— START OF INFORMATION SUPPLIED —

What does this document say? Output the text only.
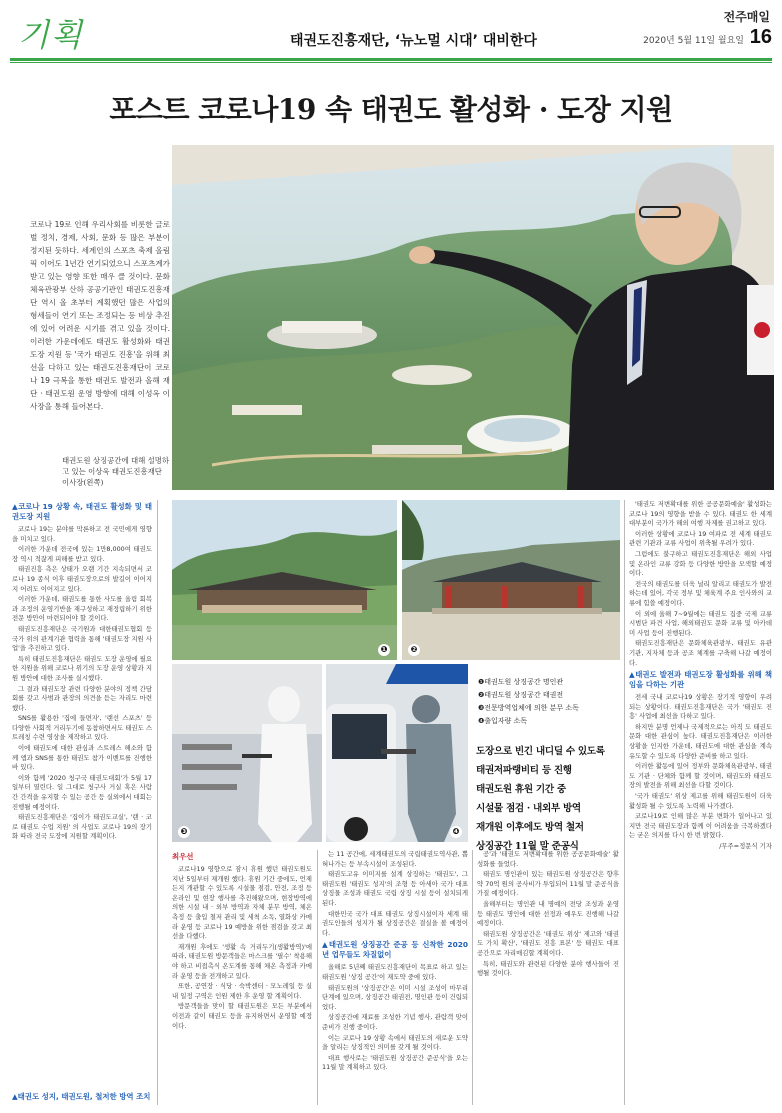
기획	태권도진흥재단, ‘뉴노멀 시대’ 대비한다
전주매일
2020년 5월 11일 월요일 16
포스트 코로나19 속 태권도 활성화 · 도장 지원
코로나 19로 인해 우리사회를 비롯한 글로벌 정치, 경제, 사회, 문화 등 많은 부분이 정지된 듯하다. 세계인의 스포츠 축제 올림픽 이어도 1년간 연기되었으니 스포츠계가 받고 있는 영향 또한 매우 클 것이다. 문화체육관광부 산하 공공기관인 태권도진흥재단 역시 올 초부터 계획했던 많은 사업의 형세들이 연기 또는 조정되는 등 비상 추진에 있어 어려운 시기를 겪고 있을 것이다. 이러한 가운데에도 태권도 활성화와 태권도장 지원 등 '국가 태권도 진흥'을 위해 최선을 다하고 있는 태권도진흥재단이 코로나 19 극복을 통한 태권도 발전과 올해 재단 · 태권도원 운영 방향에 대해 이성옥 이사장을 통해 들어본다.
태권도원 상징공간에 대해 설명하고 있는 이상욱 태권도진흥재단 이사장(왼쪽)
▲코로나 19 상황 속, 태권도 활성화 및 태권도장 지원

코로나 19는 분야를 막론하고 전 국민에게 영향을 미치고 있다.

이러한 가운데 전국에 있는 1만8,000여 태권도장 역시 적잖게 피해를 받고 있다.

태권진흥 측은 상태가 오랜 기간 지속되면서 코로나 19 종식 이후 태권도장으로의 발길이 이어지지 어려도 이어지고 있다.

이러한 가운데, 태권도를 통한 사도를 올림 회복과 조정의 운영기반을 재구성하고 재정립하기 위한 전문 방안이 마련되어야 할 것이다.

태권도진흥재단은 국기원과 대한태권도협회 등 국가 위의 관계기관 협력을 통해 '태권도장 지원 사업'을 추진하고 있다.

특히 태권도진흥재단은 태권도 도장 운영에 필요한 지원을 위해 코로나 위기의 도장 운영 상황과 지원 방안에 대한 조사를 실시했다.

그 결과 태권도장 관련 다양한 분야의 정책 간담회를 갖고 사범과 관장의 의견을 듣는 자리도 마련했다.

SNS를 활용한 '집에 들면자', '랜선 스포츠' 등 다양한 사회적 거리두기에 동참하면서도 태권도 스트레칭 수련 영상을 제작하고 있다.

이에 태권도에 대한 관심과 스트레스 해소와 함께 앱과 SNS를 통한 태권도 참가 이벤트를 진행한 바 있다.

이와 함께 '2020 청구국 태권도대회'가 5월 17일부터 열린다. 일 그대로 청구사 거실 혹은 사람 간 간격을 유지할 수 있는 공간 등 실외에서 대회는 진행될 예정이다.

태권도진흥재단은 '집이가 태권도교실', '랜 · 코로 태권도 수업 지원' 의 사업도 코로나 19의 장기화 따라 전국 도장에 지원할 계획이다.

▲태권도 성지, 태권도원, 철저한 방역 조치
❶	❷
❸	❹
❶태권도원 상징공간 명인관
❷태권도원 상징공간 태권전
❸전문방역업체에 의한 분무 소독
❹출입자량 소독
도장으로 빈긴 내디딜 수 있도록
태권저파랭비티 등 진행
태권도원 휴원 기간 중
시설물 점검 · 내외부 방역
재개원 이후에도 방역 철저
상징공간 11월 말 준공식
최우선

코로나19 영향으로 잠시 휴원 했던 태권도원도 지난 5일부터 재개원 했다. 휴원 기간 중에도, 언제든지 개관할 수 있도록 시설물 점검, 안전, 조정 등 온라인 및 현장 행사를 추진해왔으며, 현장방역에 의한 시설 내 · 외부 방역과 자체 분무 방역, 체온 측정 등 출입 철저 관리 및 세척 소독, 열화상 카메라 운영 등 코로나 19 예방을 위한 점검을 갖고 최선을 다했다.

재개원 후에도 '생활 속 거리두기(생활방역)'에 따라, 태권도원 방문객들은 마스크를 '필수' 착용해야 하고 비접촉식 온도계를 통해 체온 측정과 카메라 운영 등을 전개하고 있다.

또한, 공연장 · 식당 · 숙박센터 · 모노레일 등 실내 일정 구역은 인원 제한 후 운영 할 계획이다.

방문객들을 맞이 할 태권도원은 모든 부분에서 이전과 같이 태권도 등을 유지하면서 운영할 예정이다.

는 11 공간에, 세계태권도의 국립태권도역사관, 뽑혀나가는 등 부속시설이 조성된다.

태권도고유 이미지를 설계 상징하는 '태권도', 그 태권도원 '태권도 성지'의 조형 등 아세아 국가 대표 상징물 조성과 태권도 국립 상징 시설 등이 설치되게 된다.

대한민국 국가 대표 태권도 상징시설이자 세계 태권도인들의 성지가 될 상징공간은 결실을 볼 예정이다.

▲태권도원 상징공간 준공 등 신착한 2020년 업무들도 차질없이

올해로 5년째 태권도진흥재단이 목표로 하고 있는 태권도원 '상징 공간'이 재도약 중에 있다.

태권도원의 '상징공간'은 이미 시설 조성이 마무리 단계에 있으며, 상징공간 태권전, 명인관 등이 건립되었다.

상징공간에 재료를 조성한 기념 행사, 관람객 맞이 준비가 진행 중이다.

이는 코로나 19 상황 속에서 태권도의 새로운 도약을 알리는 상징적인 의미를 갖게 될 것이다.

대표 행사로는 '태권도원 상징공간 준공식'을 오는 11월 말 계획하고 있다.

공'과 '태권도 저변확대를 위한 공공문화예술' 활성화를 들었다.

태권도 명인관이 있는 태권도원 상징공간은 향후 약 70억 원의 공사비가 투입되어 11월 말 준공식을 가질 예정이다.

올해부터는 명인관 내 명예의 전당 조성과 운영 등 태권도 명인에 대한 선정과 예우도 진행해 나갈 예정이다.

태권도원 상징공간은 '태권도 위상' 제고와 '태권도 가치 확산', '태권도 진흥 표본' 등 태권도 대표 공간으로 자리매김할 계획이다.

특히, 태권도와 관련된 다양한 분야 행사들이 진행될 것이다.

'태권도 저변확대를 위한 공공문화예술' 활성화는 코로나 19의 영향을 받을 수 있다. 태권도 한 세계 대부분이 국가가 해외 여행 자제를 권고하고 있다.

이러한 상황에 코로나 19 여파로 전 세계 태권도 관련 기관과 교류 사업이 위축될 우려가 있다.

그럼에도 불구하고 태권도진흥재단은 해외 사업 및 온라인 교류 강화 등 다양한 방안을 모색할 예정이다.

전국의 태권도를 더욱 널리 알리고 태권도가 발전하는데 있어, 각국 정부 및 체육계 주요 인사와의 교류에 힘쓸 예정이다.

이 외에 올해 7~9월에는 태권도 집중 국제 교류 시범단 파견 사업, 해외태권도 문화 교류 및 아카데미 사업 등이 진행된다.

태권도진흥재단은 문화체육관광부, 태권도 유관기관, 지자체 등과 공조 체계를 구축해 나갈 예정이다.

▲태권도 발전과 태권도장 활성화를 위해 책임을 다하는 기관

전세 국내 코로나19 상황은 장기적 영향이 우려되는 상황이다. 태권도진흥재단은 국가 '태권도 진흥' 사업에 최선을 다하고 있다.

하지만 분명 언제나 국제적으로는 아직 도 태권도 문화 대한 관심이 높다. 태권도진흥재단은 이러한 상황을 인지한 가운데, 태권도에 대한 관심을 계속 유도할 수 있도록 다양한 준비를 하고 있다.

이러한 활동에 있어 정부와 문화체육관광부, 태권도 기관 · 단체와 함께 할 것이며, 태권도와 태권도장의 발전을 위해 최선을 다할 것이다.

'국가 태권도' 위상 제고를 위해 태권도원이 더욱 활성화 될 수 있도록 노력해 나가겠다.

코로나19로 인해 많은 부분 변화가 일어나고 있지만 전국 태권도장과 함께 이 어려움을 극복하겠다는 굳은 의지를 다시 한 번 밝혔다.

/무주=정문식 기자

— END OF INFORMATION SUPPLIED —

_GOAL_
Print each record exactly as it stands, leaving the images out.

_CORRECT OUTPUT_
What does this document say? Output the text only.
기획	태권도진흥재단, ‘뉴노멀 시대’ 대비한다
전주매일
2020년 5월 11일 월요일 16
포스트 코로나19 속 태권도 활성화 · 도장 지원
코로나 19로 인해 우리사회를 비롯한 글로벌 정치, 경제, 사회, 문화 등 많은 부분이 정지된 듯하다. 세계인의 스포츠 축제 올림픽 이어도 1년간 연기되었으니 스포츠계가 받고 있는 영향 또한 매우 클 것이다. 문화체육관광부 산하 공공기관인 태권도진흥재단 역시 올 초부터 계획했던 많은 사업의 형세들이 연기 또는 조정되는 등 비상 추진에 있어 어려운 시기를 겪고 있을 것이다. 이러한 가운데에도 태권도 활성화와 태권도장 지원 등 '국가 태권도 진흥'을 위해 최선을 다하고 있는 태권도진흥재단이 코로나 19 극복을 통한 태권도 발전과 올해 재단 · 태권도원 운영 방향에 대해 이성옥 이사장을 통해 들어본다.
태권도원 상징공간에 대해 설명하고 있는 이상욱 태권도진흥재단 이사장(왼쪽)
▲코로나 19 상황 속, 태권도 활성화 및 태권도장 지원

코로나 19는 분야를 막론하고 전 국민에게 영향을 미치고 있다.

이러한 가운데 전국에 있는 1만8,000여 태권도장 역시 적잖게 피해를 받고 있다.

태권진흥 측은 상태가 오랜 기간 지속되면서 코로나 19 종식 이후 태권도장으로의 발길이 이어지지 어려도 이어지고 있다.

이러한 가운데, 태권도를 통한 사도를 올림 회복과 조정의 운영기반을 재구성하고 재정립하기 위한 전문 방안이 마련되어야 할 것이다.

태권도진흥재단은 국기원과 대한태권도협회 등 국가 위의 관계기관 협력을 통해 '태권도장 지원 사업'을 추진하고 있다.

특히 태권도진흥재단은 태권도 도장 운영에 필요한 지원을 위해 코로나 위기의 도장 운영 상황과 지원 방안에 대한 조사를 실시했다.

그 결과 태권도장 관련 다양한 분야의 정책 간담회를 갖고 사범과 관장의 의견을 듣는 자리도 마련했다.

SNS를 활용한 '집에 들면자', '랜선 스포츠' 등 다양한 사회적 거리두기에 동참하면서도 태권도 스트레칭 수련 영상을 제작하고 있다.

이에 태권도에 대한 관심과 스트레스 해소와 함께 앱과 SNS를 통한 태권도 참가 이벤트를 진행한 바 있다.

이와 함께 '2020 청구국 태권도대회'가 5월 17일부터 열린다. 일 그대로 청구사 거실 혹은 사람 간 간격을 유지할 수 있는 공간 등 실외에서 대회는 진행될 예정이다.

태권도진흥재단은 '집이가 태권도교실', '랜 · 코로 태권도 수업 지원' 의 사업도 코로나 19의 장기화 따라 전국 도장에 지원할 계획이다.

▲태권도 성지, 태권도원, 철저한 방역 조치
❶	❷
❸	❹
❶태권도원 상징공간 명인관
❷태권도원 상징공간 태권전
❸전문방역업체에 의한 분무 소독
❹출입자량 소독
도장으로 빈긴 내디딜 수 있도록
태권저파랭비티 등 진행
태권도원 휴원 기간 중
시설물 점검 · 내외부 방역
재개원 이후에도 방역 철저
상징공간 11월 말 준공식
최우선

코로나19 영향으로 잠시 휴원 했던 태권도원도 지난 5일부터 재개원 했다. 휴원 기간 중에도, 언제든지 개관할 수 있도록 시설물 점검, 안전, 조정 등 온라인 및 현장 행사를 추진해왔으며, 현장방역에 의한 시설 내 · 외부 방역과 자체 분무 방역, 체온 측정 등 출입 철저 관리 및 세척 소독, 열화상 카메라 운영 등 코로나 19 예방을 위한 점검을 갖고 최선을 다했다.

재개원 후에도 '생활 속 거리두기(생활방역)'에 따라, 태권도원 방문객들은 마스크를 '필수' 착용해야 하고 비접촉식 온도계를 통해 체온 측정과 카메라 운영 등을 전개하고 있다.

또한, 공연장 · 식당 · 숙박센터 · 모노레일 등 실내 일정 구역은 인원 제한 후 운영 할 계획이다.

방문객들을 맞이 할 태권도원은 모든 부분에서 이전과 같이 태권도 등을 유지하면서 운영할 예정이다.

는 11 공간에, 세계태권도의 국립태권도역사관, 뽑혀나가는 등 부속시설이 조성된다.

태권도고유 이미지를 설계 상징하는 '태권도', 그 태권도원 '태권도 성지'의 조형 등 아세아 국가 대표 상징물 조성과 태권도 국립 상징 시설 등이 설치되게 된다.

대한민국 국가 대표 태권도 상징시설이자 세계 태권도인들의 성지가 될 상징공간은 결실을 볼 예정이다.

▲태권도원 상징공간 준공 등 신착한 2020년 업무들도 차질없이

올해로 5년째 태권도진흥재단이 목표로 하고 있는 태권도원 '상징 공간'이 재도약 중에 있다.

태권도원의 '상징공간'은 이미 시설 조성이 마무리 단계에 있으며, 상징공간 태권전, 명인관 등이 건립되었다.

상징공간에 재료를 조성한 기념 행사, 관람객 맞이 준비가 진행 중이다.

이는 코로나 19 상황 속에서 태권도의 새로운 도약을 알리는 상징적인 의미를 갖게 될 것이다.

대표 행사로는 '태권도원 상징공간 준공식'을 오는 11월 말 계획하고 있다.

공'과 '태권도 저변확대를 위한 공공문화예술' 활성화를 들었다.

태권도 명인관이 있는 태권도원 상징공간은 향후 약 70억 원의 공사비가 투입되어 11월 말 준공식을 가질 예정이다.

올해부터는 명인관 내 명예의 전당 조성과 운영 등 태권도 명인에 대한 선정과 예우도 진행해 나갈 예정이다.

태권도원 상징공간은 '태권도 위상' 제고와 '태권도 가치 확산', '태권도 진흥 표본' 등 태권도 대표 공간으로 자리매김할 계획이다.

특히, 태권도와 관련된 다양한 분야 행사들이 진행될 것이다.

'태권도 저변확대를 위한 공공문화예술' 활성화는 코로나 19의 영향을 받을 수 있다. 태권도 한 세계 대부분이 국가가 해외 여행 자제를 권고하고 있다.

이러한 상황에 코로나 19 여파로 전 세계 태권도 관련 기관과 교류 사업이 위축될 우려가 있다.

그럼에도 불구하고 태권도진흥재단은 해외 사업 및 온라인 교류 강화 등 다양한 방안을 모색할 예정이다.

전국의 태권도를 더욱 널리 알리고 태권도가 발전하는데 있어, 각국 정부 및 체육계 주요 인사와의 교류에 힘쓸 예정이다.

이 외에 올해 7~9월에는 태권도 집중 국제 교류 시범단 파견 사업, 해외태권도 문화 교류 및 아카데미 사업 등이 진행된다.

태권도진흥재단은 문화체육관광부, 태권도 유관기관, 지자체 등과 공조 체계를 구축해 나갈 예정이다.

▲태권도 발전과 태권도장 활성화를 위해 책임을 다하는 기관

전세 국내 코로나19 상황은 장기적 영향이 우려되는 상황이다. 태권도진흥재단은 국가 '태권도 진흥' 사업에 최선을 다하고 있다.

하지만 분명 언제나 국제적으로는 아직 도 태권도 문화 대한 관심이 높다. 태권도진흥재단은 이러한 상황을 인지한 가운데, 태권도에 대한 관심을 계속 유도할 수 있도록 다양한 준비를 하고 있다.

이러한 활동에 있어 정부와 문화체육관광부, 태권도 기관 · 단체와 함께 할 것이며, 태권도와 태권도장의 발전을 위해 최선을 다할 것이다.

'국가 태권도' 위상 제고를 위해 태권도원이 더욱 활성화 될 수 있도록 노력해 나가겠다.

코로나19로 인해 많은 부분 변화가 일어나고 있지만 전국 태권도장과 함께 이 어려움을 극복하겠다는 굳은 의지를 다시 한 번 밝혔다.

/무주=정문식 기자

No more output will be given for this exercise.